-- Start Given data --

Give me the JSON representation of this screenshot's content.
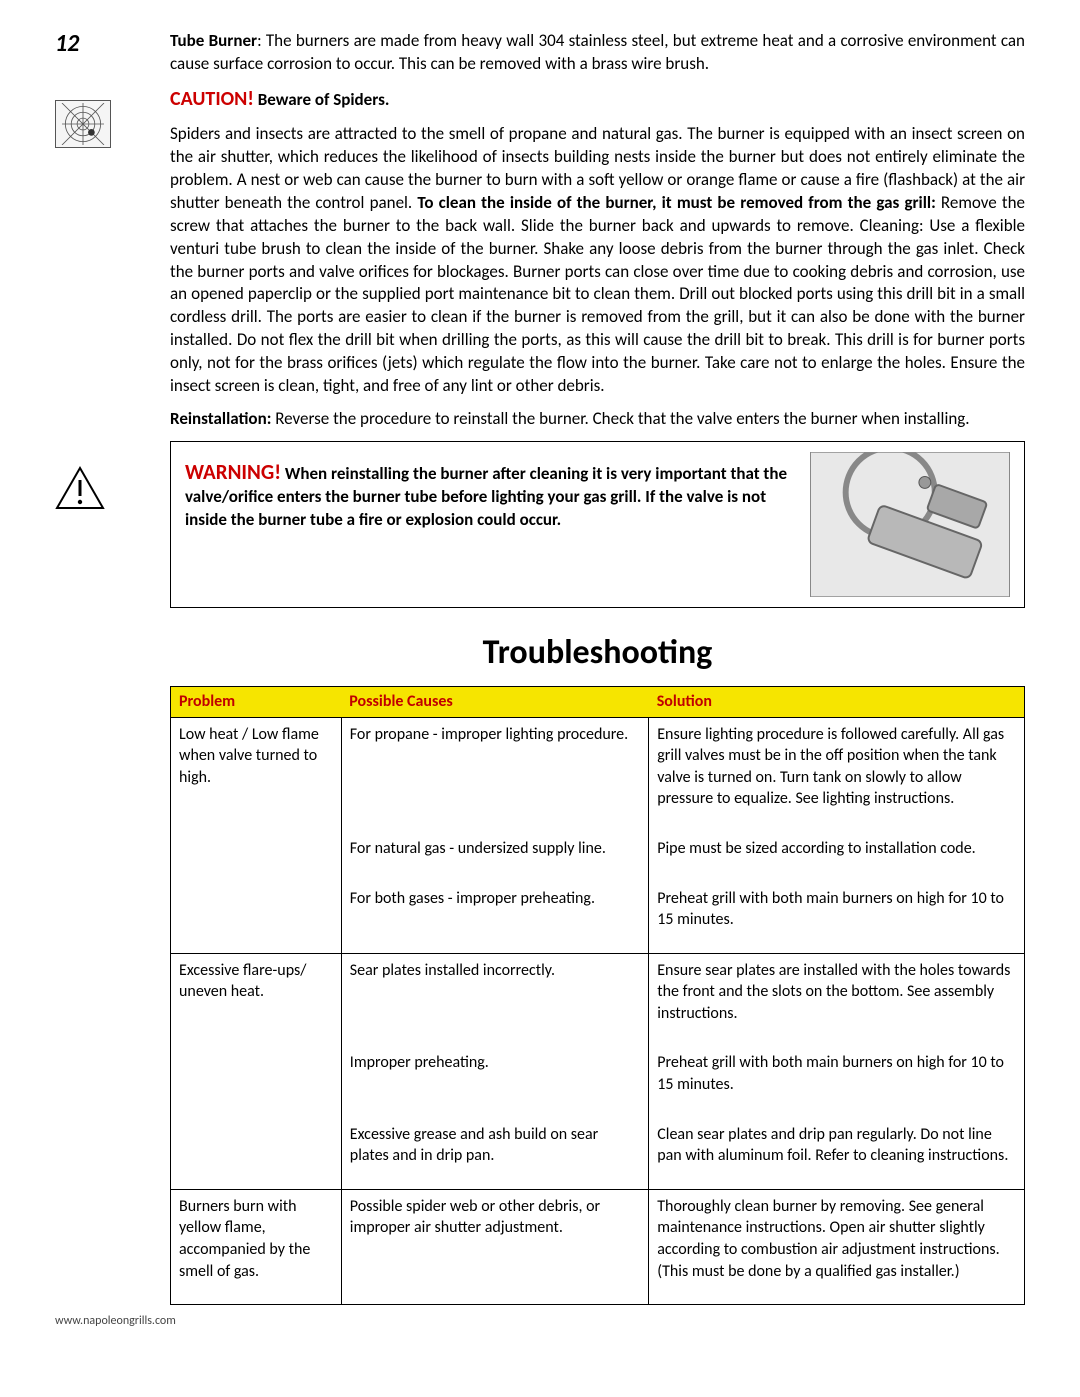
{
  "page_number": "12",
  "tube_burner_label": "Tube Burner",
  "tube_burner_text": ": The burners are made from heavy wall 304 stainless steel, but extreme heat and a corrosive environment can cause surface corrosion to occur. This can be removed with a brass wire brush.",
  "caution_leader": "CAUTION!",
  "caution_rest": " Beware of Spiders.",
  "spider_para_1": "Spiders and insects are attracted to the smell of propane and natural gas. The burner is equipped with an insect screen on the air shutter, which reduces the likelihood of insects building nests inside the burner but does not entirely eliminate the problem. A nest or web can cause the burner to burn with a soft yellow or orange flame or cause a fire (flashback) at the air shutter beneath the control panel. ",
  "spider_bold_1": "To clean the inside of the burner, it must be removed from the gas grill:",
  "spider_para_2": " Remove the screw that attaches the burner to the back wall.  Slide the burner back and upwards to remove.  Cleaning: Use a flexible venturi tube brush to clean the inside of the burner. Shake any loose debris from the burner through the gas inlet. Check the burner ports and valve orifices for blockages. Burner ports can close over time due to cooking debris and corrosion, use an opened paperclip or the supplied port maintenance bit to clean them.  Drill out blocked ports using this drill bit in a small cordless drill. The ports are easier to clean if the burner is removed from the grill, but it can also be done with the burner installed. Do not flex the drill bit when drilling the ports, as this will cause the drill bit to break. This drill is for burner ports only, not for the brass orifices (jets) which regulate the flow into the burner. Take care not to enlarge the holes.  Ensure the insect screen is clean, tight, and free of any lint or other debris.",
  "reinstall_label": "Reinstallation:",
  "reinstall_text": " Reverse the procedure to reinstall the burner. Check that the valve enters the burner when installing.",
  "warning_leader": "WARNING!",
  "warning_body": " When reinstalling the burner after cleaning it is very important that the valve/orifice enters the burner tube before lighting your gas grill. If the valve is not inside the burner tube a fire or explosion could occur.",
  "troubleshooting_heading": "Troubleshooting",
  "table": {
    "headers": {
      "problem": "Problem",
      "causes": "Possible Causes",
      "solution": "Solution"
    },
    "header_bg": "#f6e500",
    "header_fg": "#c00000",
    "col_widths_pct": [
      20,
      36,
      44
    ],
    "rows": [
      {
        "sep": true,
        "problem": "Low heat / Low flame when valve turned to high.",
        "cause": "For propane - improper lighting procedure.",
        "solution": "Ensure lighting procedure is followed carefully.  All gas grill valves must be in the off position when the tank valve is turned on. Turn tank on slowly to allow pressure to equalize. See lighting instructions."
      },
      {
        "sep": false,
        "problem": "",
        "cause": "For natural gas - undersized supply line.",
        "solution": "Pipe must be sized according to installation code."
      },
      {
        "sep": false,
        "problem": "",
        "cause": "For both gases - improper preheating.",
        "solution": "Preheat grill with both main burners on high for 10 to 15 minutes."
      },
      {
        "sep": true,
        "problem": "Excessive flare-ups/ uneven heat.",
        "cause": "Sear plates installed incorrectly.",
        "solution": "Ensure sear plates are installed with the holes towards the front and the slots on the bottom. See assembly instructions."
      },
      {
        "sep": false,
        "problem": "",
        "cause": "Improper preheating.",
        "solution": "Preheat grill with both main burners on high for 10 to 15 minutes."
      },
      {
        "sep": false,
        "problem": "",
        "cause": "Excessive grease and ash build on sear plates and in drip pan.",
        "solution": "Clean sear plates and drip pan regularly. Do not line pan with aluminum foil. Refer to cleaning instructions."
      },
      {
        "sep": true,
        "problem": "Burners burn with yellow flame, accompanied by the smell of gas.",
        "cause": "Possible spider web or other debris, or improper air shutter adjustment.",
        "solution": "Thoroughly clean burner by removing. See general maintenance instructions. Open air shutter slightly according to combustion air adjustment instructions. (This must be done by a qualified gas installer.)"
      }
    ]
  },
  "footer_url": "www.napoleongrills.com"
}
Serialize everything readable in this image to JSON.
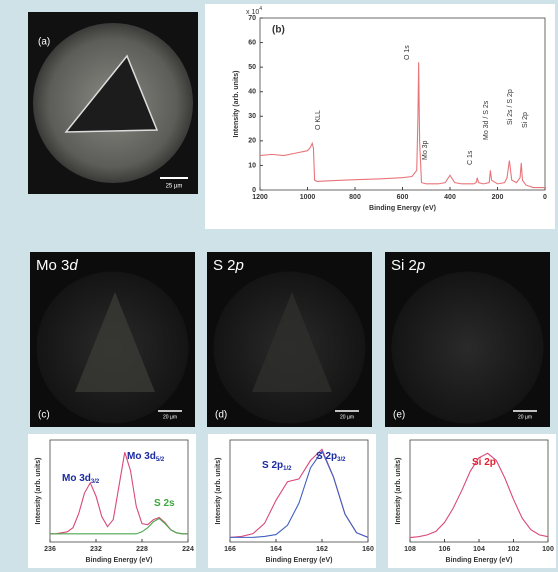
{
  "panels": {
    "a": {
      "label": "(a)",
      "scale_bar": "25 µm"
    },
    "images": [
      {
        "title": "Mo 3",
        "title_italic": "d",
        "label": "(c)",
        "scale_bar": "20 µm"
      },
      {
        "title": "S 2",
        "title_italic": "p",
        "label": "(d)",
        "scale_bar": "20 µm"
      },
      {
        "title": "Si 2",
        "title_italic": "p",
        "label": "(e)",
        "scale_bar": "20 µm"
      }
    ]
  },
  "chart_data": [
    {
      "type": "line",
      "label": "(b)",
      "x_label": "Binding Energy (eV)",
      "y_label": "Intensity (arb. units)",
      "y_multiplier": {
        "text": "x 10",
        "exp": "4"
      },
      "x": [
        1200,
        1150,
        1100,
        1050,
        1000,
        990,
        980,
        975,
        970,
        960,
        900,
        800,
        700,
        600,
        560,
        540,
        535,
        532,
        528,
        520,
        500,
        450,
        420,
        400,
        380,
        350,
        300,
        290,
        285,
        280,
        260,
        235,
        230,
        225,
        200,
        170,
        160,
        150,
        140,
        120,
        105,
        100,
        95,
        80,
        50,
        20,
        0
      ],
      "series": [
        {
          "color": "#e8757a",
          "values": [
            14,
            14.5,
            14,
            15,
            16,
            17,
            19,
            17,
            4,
            3.5,
            3.8,
            4.2,
            4.5,
            5,
            5.5,
            8,
            30,
            52,
            20,
            3,
            2.5,
            2.5,
            3,
            6,
            3,
            2.5,
            2.5,
            3,
            5,
            3,
            2.5,
            3,
            8,
            4,
            2.5,
            3,
            5,
            12,
            4,
            3,
            5,
            11,
            4,
            2,
            1,
            1,
            1
          ]
        }
      ],
      "xlim": [
        1200,
        0
      ],
      "ylim": [
        0,
        70
      ],
      "xticks": [
        1200,
        1000,
        800,
        600,
        400,
        200,
        0
      ],
      "yticks": [
        0,
        10,
        20,
        30,
        40,
        50,
        60,
        70
      ],
      "annotations": [
        {
          "text": "O KLL"
        },
        {
          "text": "O 1s"
        },
        {
          "text": "Mo 3p"
        },
        {
          "text": "C 1s"
        },
        {
          "text": "Mo 3d / S 2s"
        },
        {
          "text": "Si 2s / S 2p"
        },
        {
          "text": "Si 2p"
        }
      ]
    },
    {
      "type": "line",
      "x_label": "Binding Energy (eV)",
      "y_label": "Intensity (arb. units)",
      "x": [
        236,
        235.5,
        235,
        234.5,
        234,
        233.5,
        233,
        232.5,
        232,
        231.5,
        231,
        230.5,
        230,
        229.5,
        229,
        228.5,
        228,
        227.5,
        227,
        226.5,
        226,
        225.5,
        225,
        224.5,
        224
      ],
      "series": [
        {
          "color": "#d9487a",
          "values": [
            8,
            8,
            9,
            10,
            14,
            28,
            48,
            58,
            45,
            25,
            15,
            22,
            55,
            88,
            70,
            35,
            18,
            17,
            22,
            24,
            19,
            12,
            9,
            8,
            8
          ]
        },
        {
          "color": "#4aa84e",
          "values": [
            8,
            8,
            8,
            8,
            8,
            8,
            8,
            8,
            8,
            8,
            8,
            8,
            8,
            8,
            8,
            8,
            10,
            14,
            20,
            23,
            18,
            12,
            9,
            8,
            8
          ]
        }
      ],
      "xlim": [
        236,
        224
      ],
      "ylim": [
        0,
        100
      ],
      "xticks": [
        236,
        232,
        228,
        224
      ],
      "annotations": [
        {
          "text": "Mo 3d",
          "sub": "3/2",
          "color": "#1a2aa0"
        },
        {
          "text": "Mo 3d",
          "sub": "5/2",
          "color": "#1a2aa0"
        },
        {
          "text": "S 2s",
          "color": "#3aa83a"
        }
      ]
    },
    {
      "type": "line",
      "x_label": "Binding Energy (eV)",
      "y_label": "Intensity (arb. units)",
      "x": [
        166,
        165.5,
        165,
        164.5,
        164,
        163.5,
        163,
        162.5,
        162,
        161.5,
        161,
        160.5,
        160
      ],
      "series": [
        {
          "color": "#d9487a",
          "values": [
            5,
            6,
            9,
            20,
            45,
            65,
            68,
            88,
            100,
            70,
            30,
            10,
            5
          ]
        },
        {
          "color": "#4060c0",
          "values": [
            5,
            5,
            5,
            6,
            8,
            18,
            42,
            80,
            98,
            70,
            30,
            10,
            5
          ]
        }
      ],
      "xlim": [
        166,
        160
      ],
      "ylim": [
        0,
        110
      ],
      "xticks": [
        166,
        164,
        162,
        160
      ],
      "annotations": [
        {
          "text": "S 2p",
          "sub": "1/2",
          "color": "#1a2aa0"
        },
        {
          "text": "S 2p",
          "sub": "3/2",
          "color": "#1a2aa0"
        }
      ]
    },
    {
      "type": "line",
      "x_label": "Binding Energy (eV)",
      "y_label": "Intensity (arb. units)",
      "x": [
        108,
        107.5,
        107,
        106.5,
        106,
        105.5,
        105,
        104.5,
        104,
        103.5,
        103,
        102.5,
        102,
        101.5,
        101,
        100.5,
        100
      ],
      "series": [
        {
          "color": "#d9487a",
          "values": [
            5,
            6,
            8,
            12,
            22,
            38,
            58,
            80,
            95,
            100,
            92,
            72,
            48,
            27,
            14,
            8,
            6
          ]
        }
      ],
      "xlim": [
        108,
        100
      ],
      "ylim": [
        0,
        115
      ],
      "xticks": [
        108,
        106,
        104,
        102,
        100
      ],
      "annotations": [
        {
          "text": "Si 2p",
          "color": "#e02030"
        }
      ]
    }
  ]
}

-- End Given data --

Copy each line above where the string "shutter" occurs.

  "spider_para_1": "Spiders and insects are attracted to the smell of propane and natural gas. The burner is equipped with an insect screen on the air shutter, which reduces the likelihood of insects building nests inside the burner but does not entirely eliminate the problem. A nest or web can cause the burner to burn with a soft yellow or orange flame or cause a fire (flashback) at the air shutter beneath the control panel. ",
        "cause": "Possible spider web or other debris, or improper air shutter adjustment.",
        "solution": "Thoroughly clean burner by removing. See general maintenance instructions. Open air shutter slightly according to combustion air adjustment instructions. (This must be done by a qualified gas installer.)"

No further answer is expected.